+++ EXTRACTED RECORDS
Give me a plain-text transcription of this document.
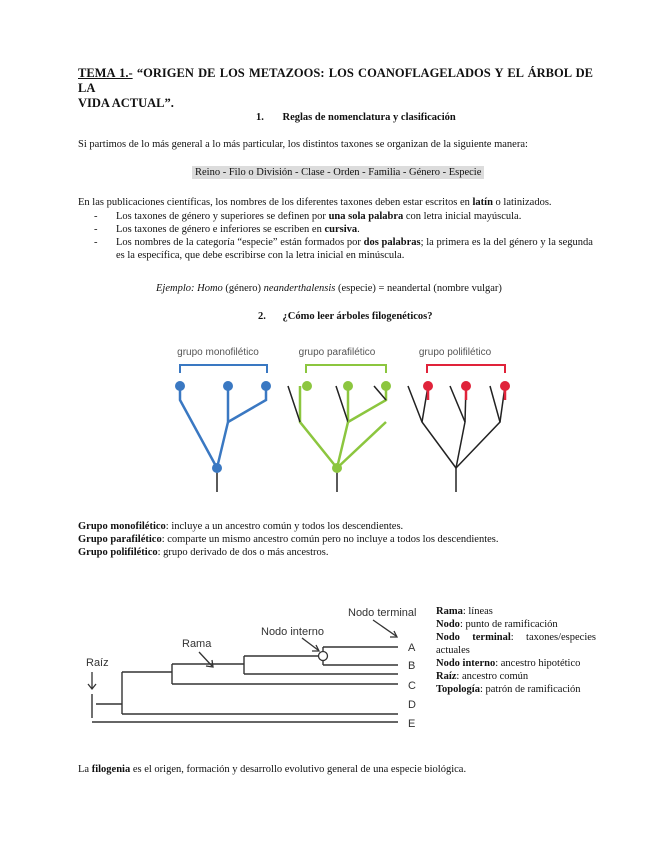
TEMA 1.- “ORIGEN DE LOS METAZOOS: LOS COANOFLAGELADOS Y EL ÁRBOL DE LA
VIDA ACTUAL”.
1. Reglas de nomenclatura y clasificación
Si partimos de lo más general a lo más particular, los distintos taxones se organizan de la siguiente manera:
Reino - Filo o División - Clase - Orden - Familia - Género - Especie
En las publicaciones científicas, los nombres de los diferentes taxones deben estar escritos en latín o latinizados.
- Los taxones de género y superiores se definen por una sola palabra con letra inicial mayúscula.
- Los taxones de género e inferiores se escriben en cursiva.
- Los nombres de la categoría “especie” están formados por dos palabras; la primera es la del género y la segunda es la específica, que debe escribirse con la letra inicial en minúscula.
Ejemplo: Homo (género) neanderthalensis (especie) = neandertal (nombre vulgar)
2. ¿Cómo leer árboles filogenéticos?
grupo monofilético	grupo parafilético	grupo polifilético
Grupo monofilético: incluye a un ancestro común y todos los descendientes.
Grupo parafilético: comparte un mismo ancestro común pero no incluye a todos los descendientes.
Grupo polifilético: grupo derivado de dos o más ancestros.
Nodo terminal
Nodo interno
Rama
Raíz
A
B
C
D
E
Rama: líneas
Nodo: punto de ramificación
Nodo terminal: taxones/especies actuales
Nodo interno: ancestro hipotético
Raíz: ancestro común
Topología: patrón de ramificación
La filogenia es el origen, formación y desarrollo evolutivo general de una especie biológica.
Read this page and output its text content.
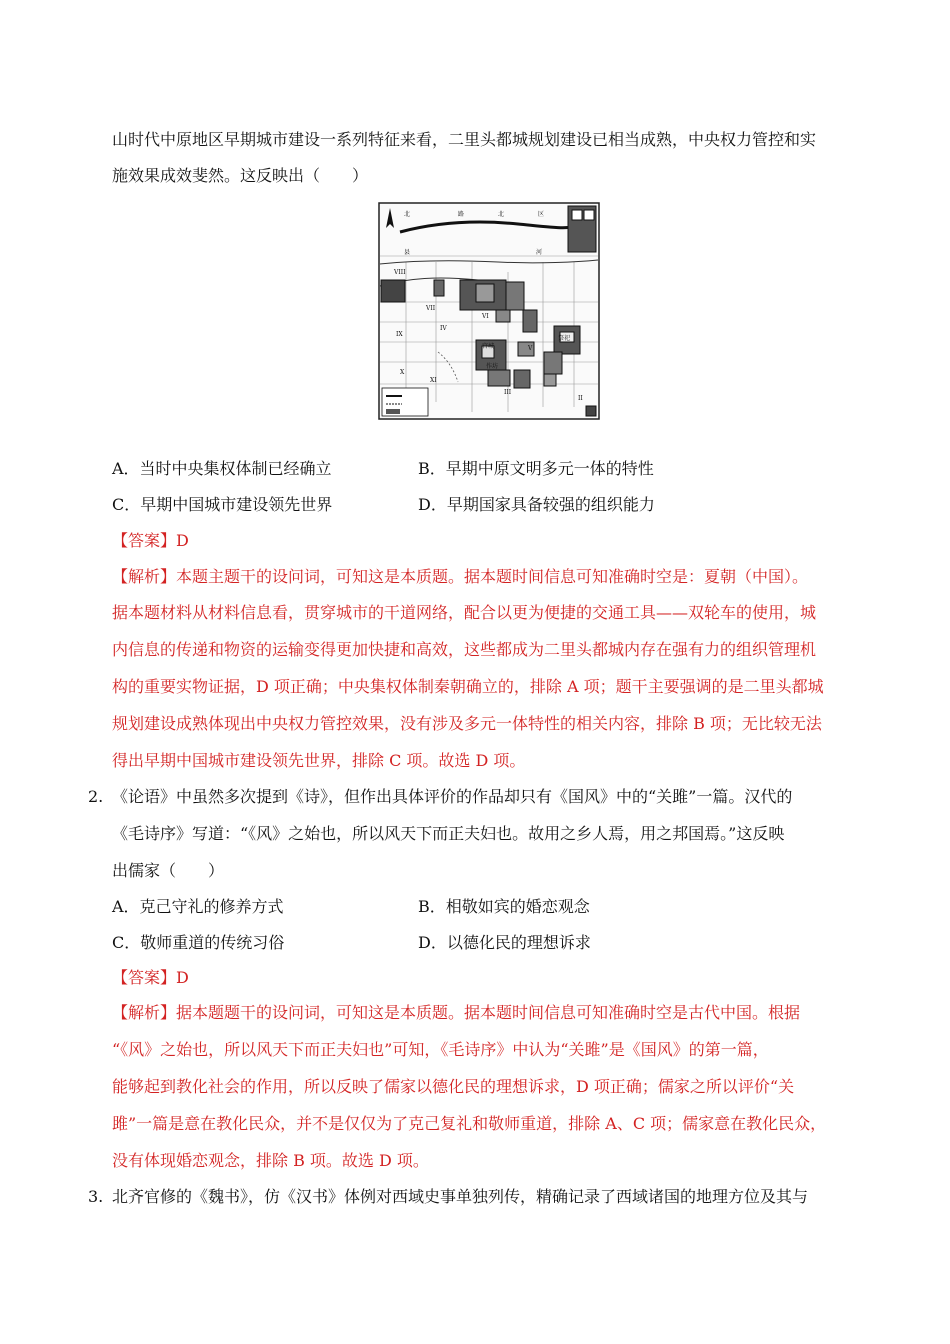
山时代中原地区早期城市建设一系列特征来看，二里头都城规划建设已相当成熟，中央权力管控和实
施效果成效斐然。这反映出（　　）
北	路	北	区
县	河
VIII
VII
VI
IV
IX
X
XI
宫城
作坊
祭祀
V
III
II
A．当时中央集权体制已经确立	B．早期中原文明多元一体的特性
C．早期中国城市建设领先世界	D．早期国家具备较强的组织能力
【答案】D
【解析】本题主题干的设问词，可知这是本质题。据本题时间信息可知准确时空是：夏朝（中国）。
据本题材料从材料信息看，贯穿城市的干道网络，配合以更为便捷的交通工具——双轮车的使用，城
内信息的传递和物资的运输变得更加快捷和高效，这些都成为二里头都城内存在强有力的组织管理机
构的重要实物证据，D 项正确；中央集权体制秦朝确立的，排除 A 项；题干主要强调的是二里头都城
规划建设成熟体现出中央权力管控效果，没有涉及多元一体特性的相关内容，排除 B 项；无比较无法
得出早期中国城市建设领先世界，排除 C 项。故选 D 项。
2. 《论语》中虽然多次提到《诗》，但作出具体评价的作品却只有《国风》中的“关雎”一篇。汉代的
《毛诗序》写道：“《风》之始也，所以风天下而正夫妇也。故用之乡人焉，用之邦国焉。”这反映
出儒家（　　）
A．克己守礼的修养方式	B．相敬如宾的婚恋观念
C．敬师重道的传统习俗	D．以德化民的理想诉求
【答案】D
【解析】据本题题干的设问词，可知这是本质题。据本题时间信息可知准确时空是古代中国。根据
“《风》之始也，所以风天下而正夫妇也”可知，《毛诗序》中认为“关雎”是《国风》的第一篇，
能够起到教化社会的作用，所以反映了儒家以德化民的理想诉求，D 项正确；儒家之所以评价“关
雎”一篇是意在教化民众，并不是仅仅为了克己复礼和敬师重道，排除 A、C 项；儒家意在教化民众，
没有体现婚恋观念，排除 B 项。故选 D 项。
3. 北齐官修的《魏书》，仿《汉书》体例对西域史事单独列传，精确记录了西域诸国的地理方位及其与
++++++
WRITTEN INSTRUCTION: Look for the word "descendientes" in every line of the listing and copy the lines that have it.

RESPONSE TO THE TASK:
Grupo monofilético: incluye a un ancestro común y todos los descendientes.
Grupo parafilético: comparte un mismo ancestro común pero no incluye a todos los descendientes.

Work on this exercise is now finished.